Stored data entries
* * * *

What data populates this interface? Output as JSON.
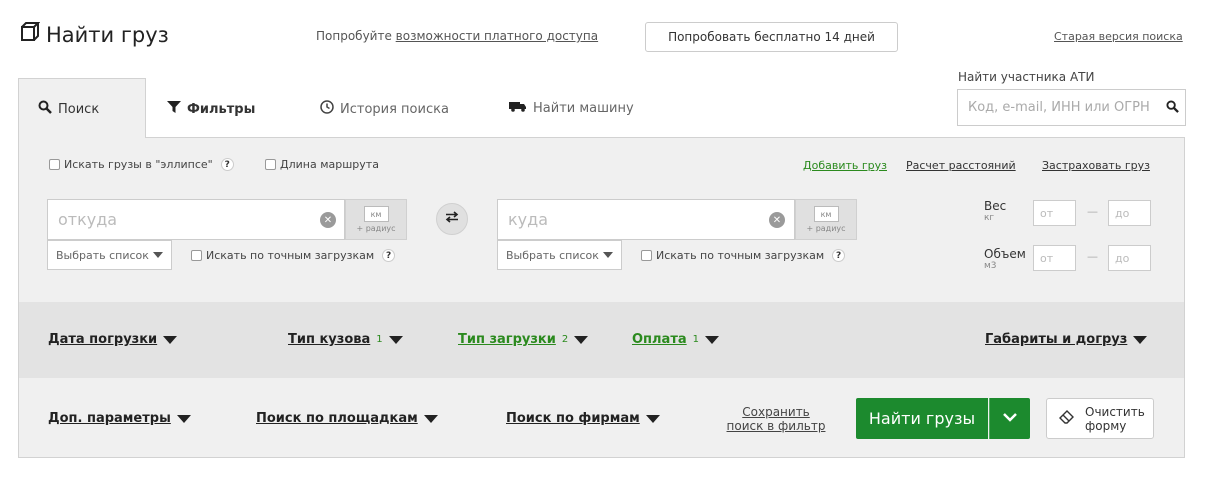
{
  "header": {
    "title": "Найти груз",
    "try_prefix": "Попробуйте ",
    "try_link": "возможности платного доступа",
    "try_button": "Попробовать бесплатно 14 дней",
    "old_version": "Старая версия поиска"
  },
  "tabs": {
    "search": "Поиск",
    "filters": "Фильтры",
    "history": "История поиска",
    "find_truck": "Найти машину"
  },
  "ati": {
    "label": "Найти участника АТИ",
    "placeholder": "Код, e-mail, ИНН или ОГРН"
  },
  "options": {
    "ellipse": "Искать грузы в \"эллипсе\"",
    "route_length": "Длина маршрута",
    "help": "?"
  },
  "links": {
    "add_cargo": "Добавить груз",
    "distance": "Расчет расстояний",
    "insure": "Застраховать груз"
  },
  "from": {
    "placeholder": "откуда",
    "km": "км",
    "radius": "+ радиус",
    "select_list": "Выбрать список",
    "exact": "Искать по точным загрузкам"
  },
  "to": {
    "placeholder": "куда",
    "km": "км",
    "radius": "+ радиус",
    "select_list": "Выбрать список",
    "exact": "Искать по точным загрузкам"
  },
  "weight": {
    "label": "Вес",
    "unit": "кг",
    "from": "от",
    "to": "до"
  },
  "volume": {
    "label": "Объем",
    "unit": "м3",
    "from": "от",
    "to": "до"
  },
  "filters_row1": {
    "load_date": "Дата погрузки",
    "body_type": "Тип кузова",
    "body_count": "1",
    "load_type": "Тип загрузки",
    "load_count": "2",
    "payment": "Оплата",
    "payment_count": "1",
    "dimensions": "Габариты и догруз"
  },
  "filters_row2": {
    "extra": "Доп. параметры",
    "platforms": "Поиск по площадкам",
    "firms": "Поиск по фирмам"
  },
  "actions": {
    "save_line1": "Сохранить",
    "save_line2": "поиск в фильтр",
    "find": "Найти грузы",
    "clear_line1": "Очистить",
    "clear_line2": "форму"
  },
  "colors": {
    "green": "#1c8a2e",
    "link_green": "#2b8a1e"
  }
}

* * * *

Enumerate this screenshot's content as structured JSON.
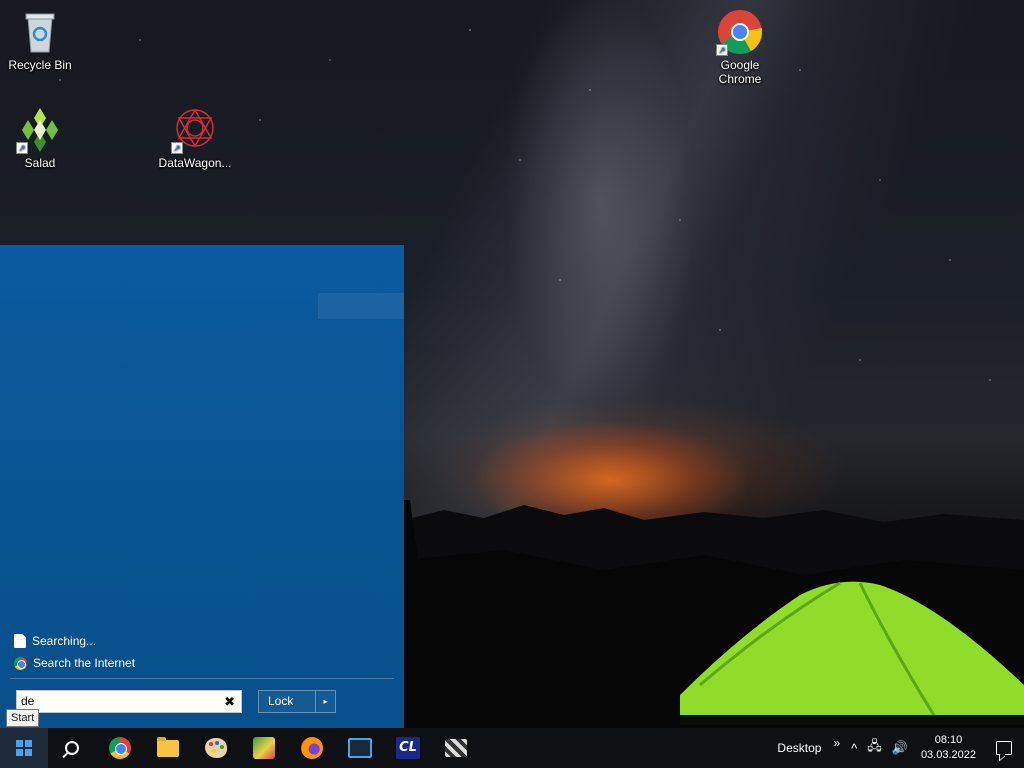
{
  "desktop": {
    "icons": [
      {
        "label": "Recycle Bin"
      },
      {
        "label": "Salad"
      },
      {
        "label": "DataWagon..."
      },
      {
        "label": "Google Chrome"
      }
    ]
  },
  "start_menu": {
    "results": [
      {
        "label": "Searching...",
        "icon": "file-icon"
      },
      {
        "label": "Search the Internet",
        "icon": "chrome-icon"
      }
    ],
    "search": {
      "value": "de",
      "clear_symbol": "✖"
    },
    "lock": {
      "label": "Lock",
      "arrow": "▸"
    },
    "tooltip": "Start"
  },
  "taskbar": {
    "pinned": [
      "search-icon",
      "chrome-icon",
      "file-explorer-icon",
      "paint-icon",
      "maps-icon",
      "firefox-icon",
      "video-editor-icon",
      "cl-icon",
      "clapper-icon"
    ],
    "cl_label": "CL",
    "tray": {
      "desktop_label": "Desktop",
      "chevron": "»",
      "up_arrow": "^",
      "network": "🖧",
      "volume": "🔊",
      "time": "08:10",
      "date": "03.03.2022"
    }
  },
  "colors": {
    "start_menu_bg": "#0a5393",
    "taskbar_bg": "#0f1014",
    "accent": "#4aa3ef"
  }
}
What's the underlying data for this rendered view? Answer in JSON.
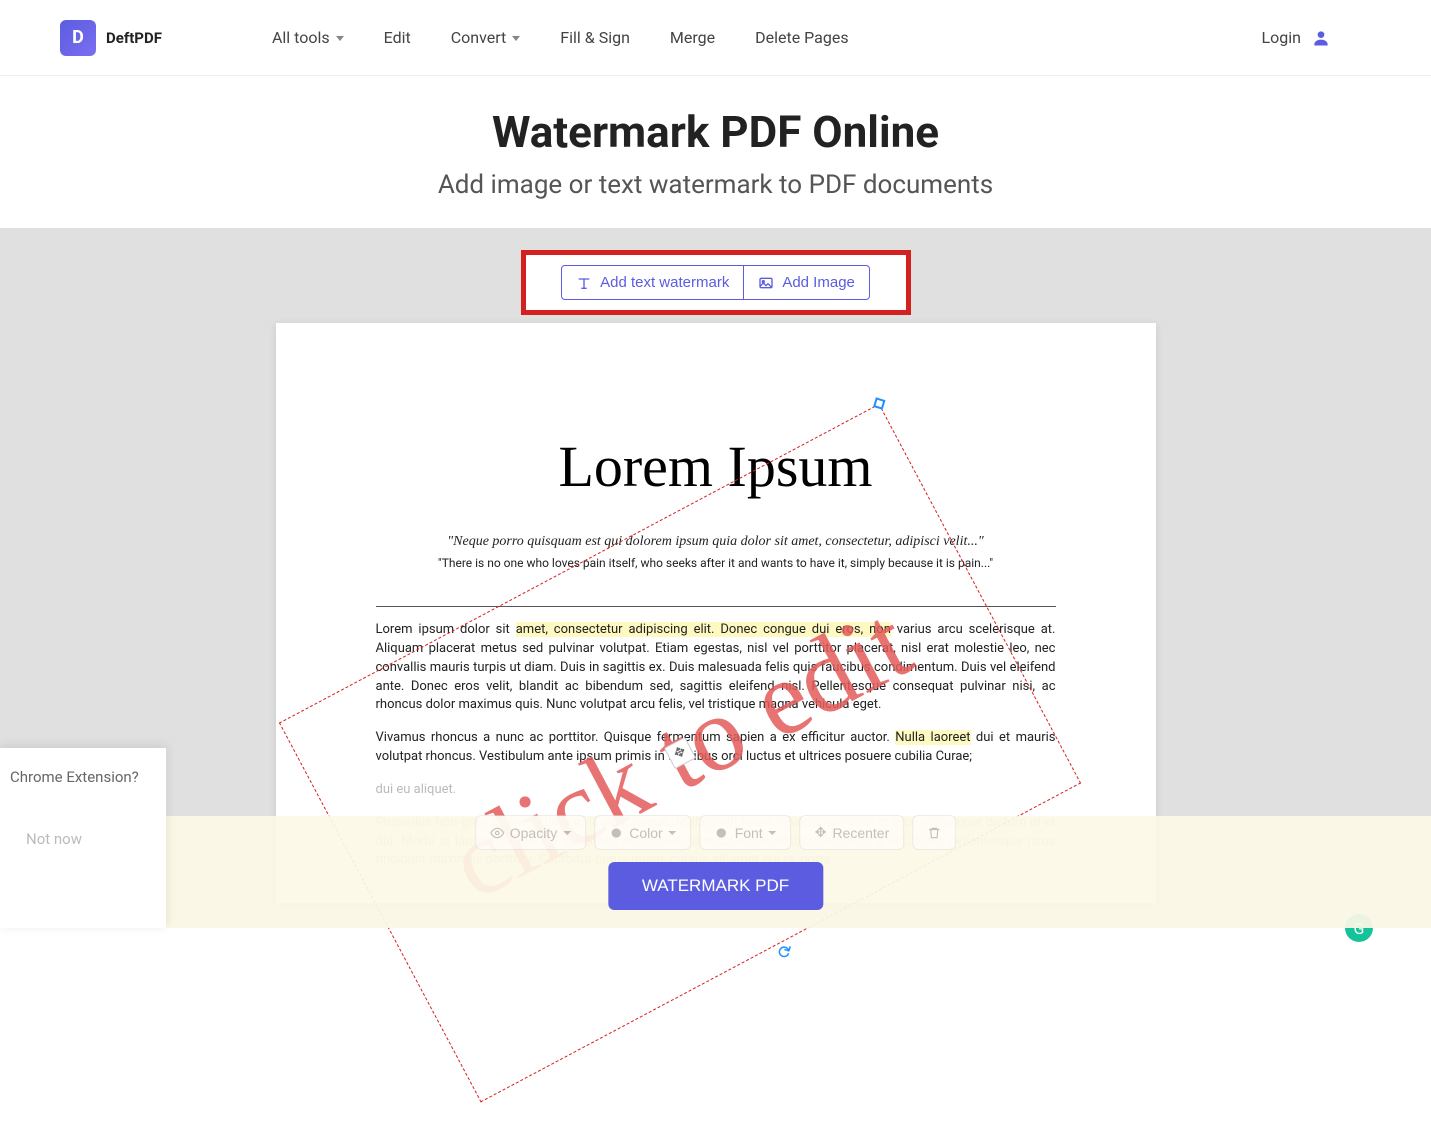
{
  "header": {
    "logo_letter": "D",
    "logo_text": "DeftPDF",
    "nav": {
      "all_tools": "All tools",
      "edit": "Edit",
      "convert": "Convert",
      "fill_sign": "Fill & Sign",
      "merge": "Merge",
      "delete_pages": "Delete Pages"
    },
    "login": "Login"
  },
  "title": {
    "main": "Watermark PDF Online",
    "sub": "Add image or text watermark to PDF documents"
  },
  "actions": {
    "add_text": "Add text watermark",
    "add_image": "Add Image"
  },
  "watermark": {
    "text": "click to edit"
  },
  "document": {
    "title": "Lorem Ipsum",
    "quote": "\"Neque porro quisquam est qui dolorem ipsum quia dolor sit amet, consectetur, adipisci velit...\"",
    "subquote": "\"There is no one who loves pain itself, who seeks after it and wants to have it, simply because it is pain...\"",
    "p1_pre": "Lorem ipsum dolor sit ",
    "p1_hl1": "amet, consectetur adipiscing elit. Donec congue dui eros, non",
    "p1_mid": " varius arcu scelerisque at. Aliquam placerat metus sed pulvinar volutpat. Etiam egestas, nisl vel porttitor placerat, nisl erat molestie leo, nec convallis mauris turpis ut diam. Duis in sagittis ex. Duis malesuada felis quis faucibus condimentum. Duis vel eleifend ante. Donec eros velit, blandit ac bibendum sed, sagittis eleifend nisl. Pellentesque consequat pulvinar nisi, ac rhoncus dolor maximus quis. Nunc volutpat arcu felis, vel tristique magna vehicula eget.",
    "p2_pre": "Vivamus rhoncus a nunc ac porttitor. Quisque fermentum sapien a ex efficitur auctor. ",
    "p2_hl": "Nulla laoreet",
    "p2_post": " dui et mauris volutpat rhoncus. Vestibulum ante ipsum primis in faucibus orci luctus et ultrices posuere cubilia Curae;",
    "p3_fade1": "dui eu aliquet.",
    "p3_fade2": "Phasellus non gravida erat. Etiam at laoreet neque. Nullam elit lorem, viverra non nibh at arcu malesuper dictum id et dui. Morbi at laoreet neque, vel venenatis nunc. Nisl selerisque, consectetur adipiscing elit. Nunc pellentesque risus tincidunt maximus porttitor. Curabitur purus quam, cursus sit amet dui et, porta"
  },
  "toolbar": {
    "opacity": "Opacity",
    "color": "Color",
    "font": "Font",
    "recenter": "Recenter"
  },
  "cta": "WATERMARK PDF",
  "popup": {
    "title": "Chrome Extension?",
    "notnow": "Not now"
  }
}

* * * *

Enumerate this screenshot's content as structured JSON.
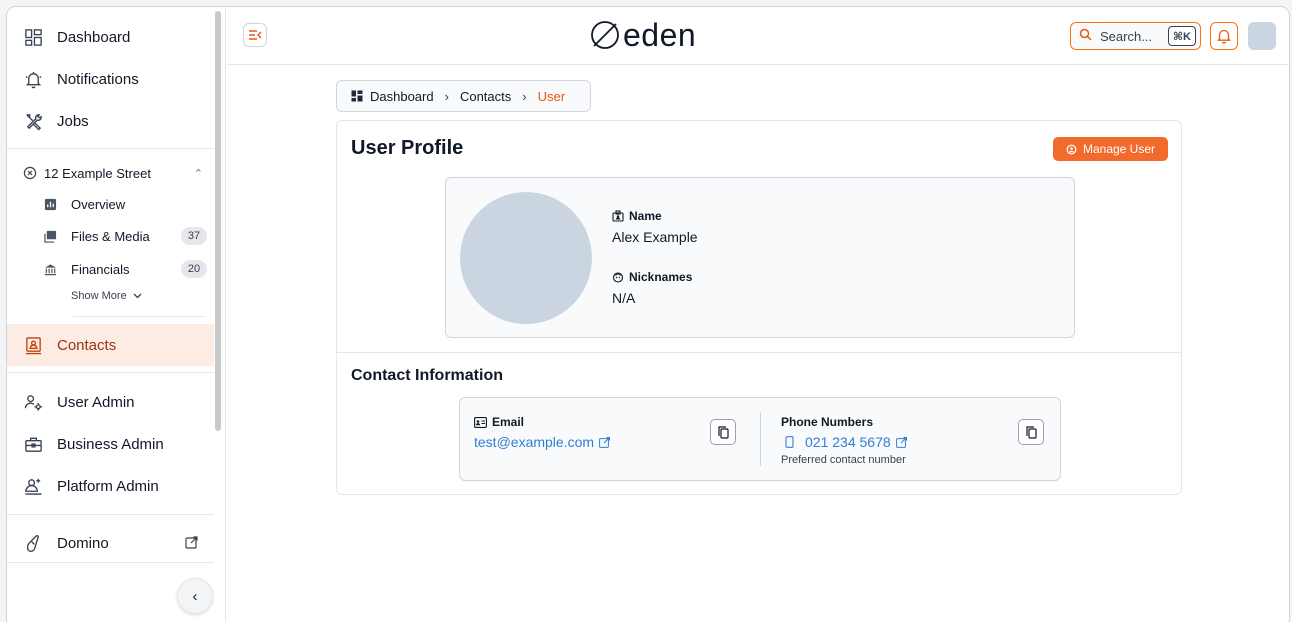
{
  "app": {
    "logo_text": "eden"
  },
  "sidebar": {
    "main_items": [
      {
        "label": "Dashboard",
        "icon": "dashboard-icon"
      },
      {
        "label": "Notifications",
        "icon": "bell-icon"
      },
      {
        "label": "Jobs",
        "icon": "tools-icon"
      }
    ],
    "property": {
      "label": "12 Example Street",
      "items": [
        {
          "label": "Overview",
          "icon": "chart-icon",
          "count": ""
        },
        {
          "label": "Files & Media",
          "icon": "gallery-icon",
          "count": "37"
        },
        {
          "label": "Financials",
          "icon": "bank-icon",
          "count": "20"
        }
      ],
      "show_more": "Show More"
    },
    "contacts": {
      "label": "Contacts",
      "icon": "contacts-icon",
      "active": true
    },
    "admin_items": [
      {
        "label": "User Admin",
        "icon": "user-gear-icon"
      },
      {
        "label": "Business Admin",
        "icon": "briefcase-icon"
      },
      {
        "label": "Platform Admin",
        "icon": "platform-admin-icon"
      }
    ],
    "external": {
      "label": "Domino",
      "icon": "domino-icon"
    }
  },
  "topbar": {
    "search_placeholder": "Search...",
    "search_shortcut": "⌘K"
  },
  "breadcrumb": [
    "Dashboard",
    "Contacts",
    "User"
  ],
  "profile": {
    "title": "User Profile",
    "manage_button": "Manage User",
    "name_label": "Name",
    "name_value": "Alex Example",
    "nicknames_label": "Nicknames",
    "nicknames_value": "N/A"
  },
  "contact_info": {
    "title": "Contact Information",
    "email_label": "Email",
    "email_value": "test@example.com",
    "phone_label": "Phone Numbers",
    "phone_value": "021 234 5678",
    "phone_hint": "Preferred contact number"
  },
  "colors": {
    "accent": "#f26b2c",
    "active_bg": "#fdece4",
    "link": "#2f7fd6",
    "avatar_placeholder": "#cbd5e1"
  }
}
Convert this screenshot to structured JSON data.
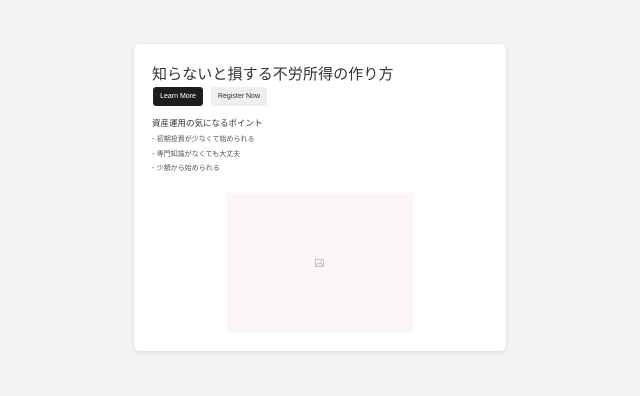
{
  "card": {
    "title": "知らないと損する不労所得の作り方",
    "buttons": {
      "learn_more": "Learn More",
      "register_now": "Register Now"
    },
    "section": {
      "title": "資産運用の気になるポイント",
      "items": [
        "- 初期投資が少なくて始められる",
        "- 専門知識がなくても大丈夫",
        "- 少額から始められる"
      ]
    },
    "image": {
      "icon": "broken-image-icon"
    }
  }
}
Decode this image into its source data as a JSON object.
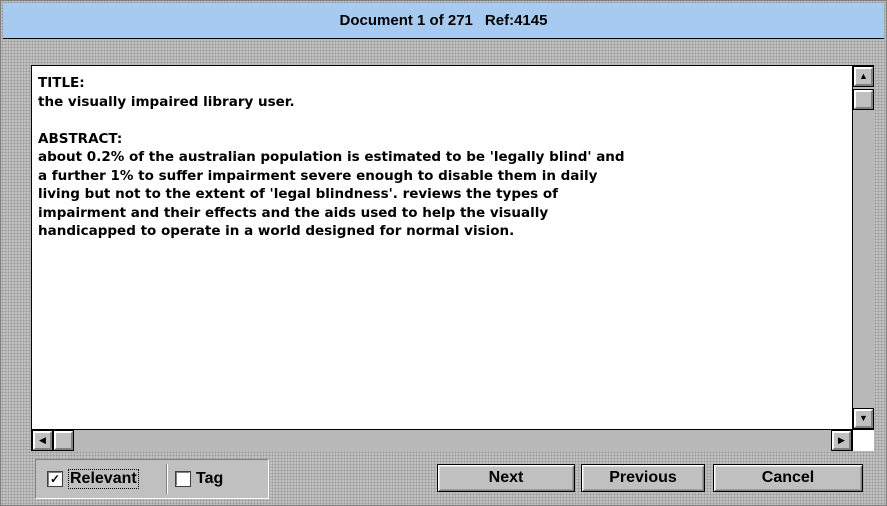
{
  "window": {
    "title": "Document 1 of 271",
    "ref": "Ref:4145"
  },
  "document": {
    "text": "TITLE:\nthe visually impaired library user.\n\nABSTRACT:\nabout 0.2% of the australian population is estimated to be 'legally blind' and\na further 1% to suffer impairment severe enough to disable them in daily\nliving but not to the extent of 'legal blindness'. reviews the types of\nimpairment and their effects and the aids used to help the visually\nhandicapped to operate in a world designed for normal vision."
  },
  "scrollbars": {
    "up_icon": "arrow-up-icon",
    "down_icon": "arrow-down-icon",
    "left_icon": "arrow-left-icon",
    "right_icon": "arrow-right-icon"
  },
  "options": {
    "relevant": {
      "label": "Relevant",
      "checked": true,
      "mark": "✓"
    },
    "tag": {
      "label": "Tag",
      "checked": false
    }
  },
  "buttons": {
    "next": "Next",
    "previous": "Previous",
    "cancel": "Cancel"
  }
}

* * * *

• [Given problem]:
Pull out every line containing "поиска".

• [The completed task]:
    "old_version": "Старая версия поиска"
    "history": "История поиска",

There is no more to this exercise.